== Exercise instructions ==
Copy every line with the string "smoothed" in it.

== Records shown ==
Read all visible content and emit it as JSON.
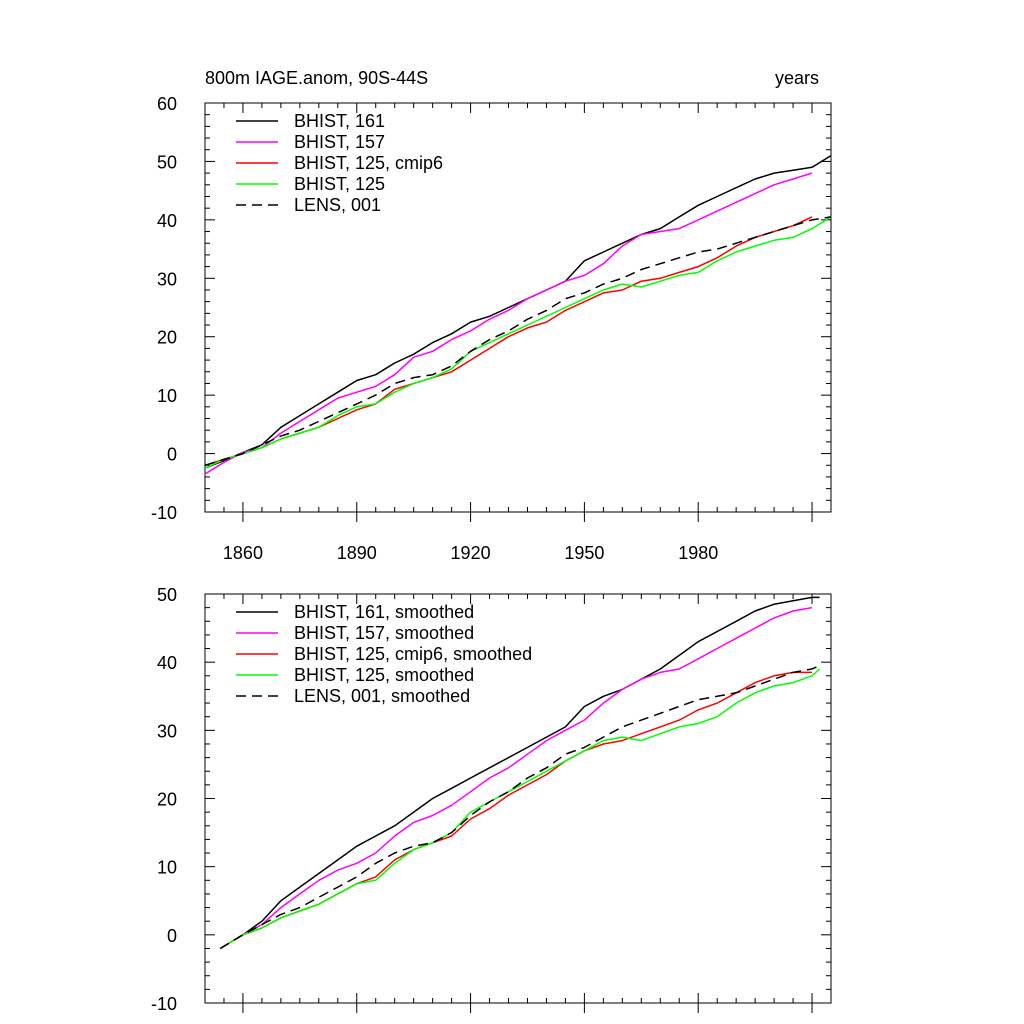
{
  "chart_data": [
    {
      "type": "line",
      "title": "800m IAGE.anom, 90S-44S",
      "subtitle": "years",
      "xlabel": "",
      "ylabel": "",
      "xlim": [
        1850,
        2015
      ],
      "ylim": [
        -10,
        60
      ],
      "xticks": [
        1860,
        1890,
        1920,
        1950,
        1980
      ],
      "yticks": [
        -10,
        0,
        10,
        20,
        30,
        40,
        50,
        60
      ],
      "grid": false,
      "legend_position": "top-left",
      "series": [
        {
          "name": "BHIST, 161",
          "color": "#000000",
          "dash": "solid",
          "x": [
            1850,
            1855,
            1860,
            1865,
            1870,
            1875,
            1880,
            1885,
            1890,
            1895,
            1900,
            1905,
            1910,
            1915,
            1920,
            1925,
            1930,
            1935,
            1940,
            1945,
            1950,
            1955,
            1960,
            1965,
            1970,
            1975,
            1980,
            1985,
            1990,
            1995,
            2000,
            2005,
            2010,
            2015
          ],
          "y": [
            -2.5,
            -1.2,
            0.2,
            1.5,
            4.5,
            6.5,
            8.5,
            10.5,
            12.5,
            13.5,
            15.5,
            17.0,
            19.0,
            20.5,
            22.5,
            23.5,
            25.0,
            26.5,
            28.0,
            29.5,
            33.0,
            34.5,
            36.0,
            37.5,
            38.5,
            40.5,
            42.5,
            44.0,
            45.5,
            47.0,
            48.0,
            48.5,
            49.0,
            51.0
          ]
        },
        {
          "name": "BHIST, 157",
          "color": "#ff00ff",
          "dash": "solid",
          "x": [
            1850,
            1855,
            1860,
            1865,
            1870,
            1875,
            1880,
            1885,
            1890,
            1895,
            1900,
            1905,
            1910,
            1915,
            1920,
            1925,
            1930,
            1935,
            1940,
            1945,
            1950,
            1955,
            1960,
            1965,
            1970,
            1975,
            1980,
            1985,
            1990,
            1995,
            2000,
            2005,
            2010
          ],
          "y": [
            -3.5,
            -1.5,
            0.2,
            1.0,
            3.5,
            5.5,
            7.5,
            9.5,
            10.5,
            11.5,
            13.5,
            16.5,
            17.5,
            19.5,
            21.0,
            23.0,
            24.5,
            26.5,
            28.0,
            29.5,
            30.5,
            32.5,
            35.5,
            37.5,
            38.0,
            38.5,
            40.0,
            41.5,
            43.0,
            44.5,
            46.0,
            47.0,
            48.0
          ]
        },
        {
          "name": "BHIST, 125, cmip6",
          "color": "#ff0000",
          "dash": "solid",
          "x": [
            1850,
            1855,
            1860,
            1865,
            1870,
            1875,
            1880,
            1885,
            1890,
            1895,
            1900,
            1905,
            1910,
            1915,
            1920,
            1925,
            1930,
            1935,
            1940,
            1945,
            1950,
            1955,
            1960,
            1965,
            1970,
            1975,
            1980,
            1985,
            1990,
            1995,
            2000,
            2005,
            2010
          ],
          "y": [
            -2.0,
            -1.0,
            0.0,
            1.0,
            2.5,
            3.5,
            4.5,
            6.0,
            7.5,
            8.5,
            11.0,
            12.0,
            13.0,
            14.0,
            16.0,
            18.0,
            20.0,
            21.5,
            22.5,
            24.5,
            26.0,
            27.5,
            28.0,
            29.5,
            30.0,
            31.0,
            32.0,
            33.5,
            35.5,
            37.0,
            38.0,
            39.0,
            40.5
          ]
        },
        {
          "name": "BHIST, 125",
          "color": "#00ff00",
          "dash": "solid",
          "x": [
            1850,
            1855,
            1860,
            1865,
            1870,
            1875,
            1880,
            1885,
            1890,
            1895,
            1900,
            1905,
            1910,
            1915,
            1920,
            1925,
            1930,
            1935,
            1940,
            1945,
            1950,
            1955,
            1960,
            1965,
            1970,
            1975,
            1980,
            1985,
            1990,
            1995,
            2000,
            2005,
            2010,
            2015
          ],
          "y": [
            -2.5,
            -1.0,
            0.0,
            1.0,
            2.5,
            3.5,
            4.5,
            6.5,
            8.0,
            8.5,
            10.5,
            12.0,
            13.0,
            14.5,
            17.5,
            19.0,
            20.5,
            22.0,
            23.5,
            25.0,
            26.5,
            28.0,
            29.0,
            28.5,
            29.5,
            30.5,
            31.0,
            33.0,
            34.5,
            35.5,
            36.5,
            37.0,
            38.5,
            40.5
          ]
        },
        {
          "name": "LENS, 001",
          "color": "#000000",
          "dash": "dashed",
          "x": [
            1850,
            1855,
            1860,
            1865,
            1870,
            1875,
            1880,
            1885,
            1890,
            1895,
            1900,
            1905,
            1910,
            1915,
            1920,
            1925,
            1930,
            1935,
            1940,
            1945,
            1950,
            1955,
            1960,
            1965,
            1970,
            1975,
            1980,
            1985,
            1990,
            1995,
            2000,
            2005,
            2010,
            2015
          ],
          "y": [
            -2.0,
            -1.0,
            0.0,
            1.5,
            3.0,
            4.0,
            5.5,
            7.0,
            8.5,
            10.0,
            12.0,
            13.0,
            13.5,
            15.0,
            17.5,
            19.5,
            21.0,
            23.0,
            24.5,
            26.5,
            27.5,
            29.0,
            30.0,
            31.5,
            32.5,
            33.5,
            34.5,
            35.0,
            36.0,
            37.0,
            38.0,
            39.0,
            40.0,
            40.5
          ]
        }
      ]
    },
    {
      "type": "line",
      "title": "",
      "xlabel": "",
      "ylabel": "",
      "xlim": [
        1850,
        2015
      ],
      "ylim": [
        -10,
        50
      ],
      "xticks": [
        1860,
        1890,
        1920,
        1950,
        1980
      ],
      "yticks": [
        -10,
        0,
        10,
        20,
        30,
        40,
        50
      ],
      "grid": false,
      "legend_position": "top-left",
      "series": [
        {
          "name": "BHIST, 161, smoothed",
          "color": "#000000",
          "dash": "solid",
          "x": [
            1854,
            1860,
            1865,
            1870,
            1875,
            1880,
            1885,
            1890,
            1895,
            1900,
            1905,
            1910,
            1915,
            1920,
            1925,
            1930,
            1935,
            1940,
            1945,
            1950,
            1955,
            1960,
            1965,
            1970,
            1975,
            1980,
            1985,
            1990,
            1995,
            2000,
            2005,
            2010,
            2012
          ],
          "y": [
            -2.0,
            0.0,
            2.0,
            5.0,
            7.0,
            9.0,
            11.0,
            13.0,
            14.5,
            16.0,
            18.0,
            20.0,
            21.5,
            23.0,
            24.5,
            26.0,
            27.5,
            29.0,
            30.5,
            33.5,
            35.0,
            36.0,
            37.5,
            39.0,
            41.0,
            43.0,
            44.5,
            46.0,
            47.5,
            48.5,
            49.0,
            49.5,
            49.5
          ]
        },
        {
          "name": "BHIST, 157, smoothed",
          "color": "#ff00ff",
          "dash": "solid",
          "x": [
            1854,
            1860,
            1865,
            1870,
            1875,
            1880,
            1885,
            1890,
            1895,
            1900,
            1905,
            1910,
            1915,
            1920,
            1925,
            1930,
            1935,
            1940,
            1945,
            1950,
            1955,
            1960,
            1965,
            1970,
            1975,
            1980,
            1985,
            1990,
            1995,
            2000,
            2005,
            2010
          ],
          "y": [
            -2.0,
            0.0,
            1.5,
            4.0,
            6.0,
            8.0,
            9.5,
            10.5,
            12.0,
            14.5,
            16.5,
            17.5,
            19.0,
            21.0,
            23.0,
            24.5,
            26.5,
            28.5,
            30.0,
            31.5,
            34.0,
            36.0,
            37.5,
            38.5,
            39.0,
            40.5,
            42.0,
            43.5,
            45.0,
            46.5,
            47.5,
            48.0
          ]
        },
        {
          "name": "BHIST, 125, cmip6, smoothed",
          "color": "#ff0000",
          "dash": "solid",
          "x": [
            1854,
            1860,
            1865,
            1870,
            1875,
            1880,
            1885,
            1890,
            1895,
            1900,
            1905,
            1910,
            1915,
            1920,
            1925,
            1930,
            1935,
            1940,
            1945,
            1950,
            1955,
            1960,
            1965,
            1970,
            1975,
            1980,
            1985,
            1990,
            1995,
            2000,
            2005,
            2010
          ],
          "y": [
            -2.0,
            0.0,
            1.0,
            2.5,
            3.5,
            4.5,
            6.0,
            7.5,
            8.5,
            11.0,
            12.5,
            13.5,
            14.5,
            17.0,
            18.5,
            20.5,
            22.0,
            23.5,
            25.5,
            27.0,
            28.0,
            28.5,
            29.5,
            30.5,
            31.5,
            33.0,
            34.0,
            35.5,
            37.0,
            38.0,
            38.5,
            38.5
          ]
        },
        {
          "name": "BHIST, 125, smoothed",
          "color": "#00ff00",
          "dash": "solid",
          "x": [
            1854,
            1860,
            1865,
            1870,
            1875,
            1880,
            1885,
            1890,
            1895,
            1900,
            1905,
            1910,
            1915,
            1920,
            1925,
            1930,
            1935,
            1940,
            1945,
            1950,
            1955,
            1960,
            1965,
            1970,
            1975,
            1980,
            1985,
            1990,
            1995,
            2000,
            2005,
            2010,
            2012
          ],
          "y": [
            -2.0,
            0.0,
            1.0,
            2.5,
            3.5,
            4.5,
            6.0,
            7.5,
            8.0,
            10.5,
            12.5,
            13.5,
            15.0,
            18.0,
            19.5,
            21.0,
            22.5,
            24.0,
            25.5,
            27.0,
            28.5,
            29.0,
            28.5,
            29.5,
            30.5,
            31.0,
            32.0,
            34.0,
            35.5,
            36.5,
            37.0,
            38.0,
            39.0
          ]
        },
        {
          "name": "LENS, 001, smoothed",
          "color": "#000000",
          "dash": "dashed",
          "x": [
            1854,
            1860,
            1865,
            1870,
            1875,
            1880,
            1885,
            1890,
            1895,
            1900,
            1905,
            1910,
            1915,
            1920,
            1925,
            1930,
            1935,
            1940,
            1945,
            1950,
            1955,
            1960,
            1965,
            1970,
            1975,
            1980,
            1985,
            1990,
            1995,
            2000,
            2005,
            2010,
            2012
          ],
          "y": [
            -2.0,
            0.0,
            1.5,
            3.0,
            4.0,
            5.5,
            7.0,
            8.5,
            10.5,
            12.0,
            13.0,
            13.5,
            15.0,
            17.5,
            19.5,
            21.0,
            23.0,
            24.5,
            26.5,
            27.5,
            29.0,
            30.5,
            31.5,
            32.5,
            33.5,
            34.5,
            35.0,
            35.5,
            36.5,
            37.5,
            38.5,
            39.0,
            39.5
          ]
        }
      ]
    }
  ]
}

== Exercise response ==
          "name": "BHIST, 161, smoothed",
          "name": "BHIST, 157, smoothed",
          "name": "BHIST, 125, cmip6, smoothed",
          "name": "BHIST, 125, smoothed",
          "name": "LENS, 001, smoothed",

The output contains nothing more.